[Esercizio da svolgere]:
Cita fedelmente il passo dell'estratto della pagina che si apre con le parole contenenti "Se ha centrato" e si chiude con "dialogo concitato forse.".

[Estratto della pagina]:
-.-.-

Questo lavoro è alla fine; porta alla conclusione della
pensabilità di un evento tutto diverso da quanto e come lo si è voluto esporre.
Se ha centrato la verità, almeno nelle sue più essenziali tessere di paziente e
faticoso mosaico che ha esagito attese, umiliazioni, delusioni, serva alla
Storia quando e come essa vorrà.
Indubbiamente qualcosa da tenere assolutamente nascosto
in quella notte del 28/04/45 in una casa non lontana dal lago di Como,
accadde; seguì il tutto una trista scia di morti. Si fece moltissimo per far sì
che tutto rendesse verosimile una esecuzione capitale, per tacere
che qualcosa di non convenientemente raccontabile, forse improvviso
o addirittura inatteso, perché non voluto, era purtroppo avvenuto.
Non sta a me medico, pensare alle circostanze causali;
senza dubbio prima di uccidere ci fu una attesa, un dialogo concitato forse.
Non si è trattato di un precipitarsi in una stanza di una casa rurale sparando
all'impazzata già sulla soglia; il tentativo di disarmo operato lo esclude. Lo
spazio del vano in cui il dramma si consumò, era ristretto anche perché in
parte occupato da un letto matrimoniale; quindi il tutto può essere avvenuto in
parte sul pavimento della stanza, sul letto medesimo se non addirittura sul
pianerottolo immediatamente antistante.
La vestizione dei cadaveri rimasti colà nella loro
scomposta impudicizia, fu senz'altro laboriosa per l'essere sopraggiunto
il rigor fino alla completezza, verosimilmente abbandonati dopo quel
fuggi-fuggi generale che pervase coloro che furono partecipi o attori di
qualcosa di inusitato e sconvolgente. Non si ebbe nemmeno il coraggio di
ricomporre quegli indumenti intimi di cui i due deceduti erano soltanto coperti
nel momento dell'evento.

-.-.-

Dati contenuti in un dataset

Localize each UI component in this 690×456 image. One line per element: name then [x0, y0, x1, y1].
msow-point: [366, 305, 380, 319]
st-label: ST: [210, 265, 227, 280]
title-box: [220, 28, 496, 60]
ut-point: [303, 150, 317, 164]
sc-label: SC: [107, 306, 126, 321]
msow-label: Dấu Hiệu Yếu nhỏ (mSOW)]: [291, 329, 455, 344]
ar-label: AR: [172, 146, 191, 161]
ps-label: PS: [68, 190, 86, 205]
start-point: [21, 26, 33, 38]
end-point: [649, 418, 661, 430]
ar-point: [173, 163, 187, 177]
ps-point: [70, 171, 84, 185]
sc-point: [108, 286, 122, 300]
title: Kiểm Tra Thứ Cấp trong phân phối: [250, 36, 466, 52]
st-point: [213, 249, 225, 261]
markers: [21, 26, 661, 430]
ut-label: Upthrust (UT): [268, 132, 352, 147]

-.-.-

[Soluzione dell'esercizio]:
Se ha centrato la verità, almeno nelle sue più essenziali tessere di paziente e
faticoso mosaico che ha esagito attese, umiliazioni, delusioni, serva alla
Storia quando e come essa vorrà.
Indubbiamente qualcosa da tenere assolutamente nascosto
in quella notte del 28/04/45 in una casa non lontana dal lago di Como,
accadde; seguì il tutto una trista scia di morti. Si fece moltissimo per far sì
che tutto rendesse verosimile una esecuzione capitale, per tacere
che qualcosa di non convenientemente raccontabile, forse improvviso
o addirittura inatteso, perché non voluto, era purtroppo avvenuto.
Non sta a me medico, pensare alle circostanze causali;
senza dubbio prima di uccidere ci fu una attesa, un dialogo concitato forse.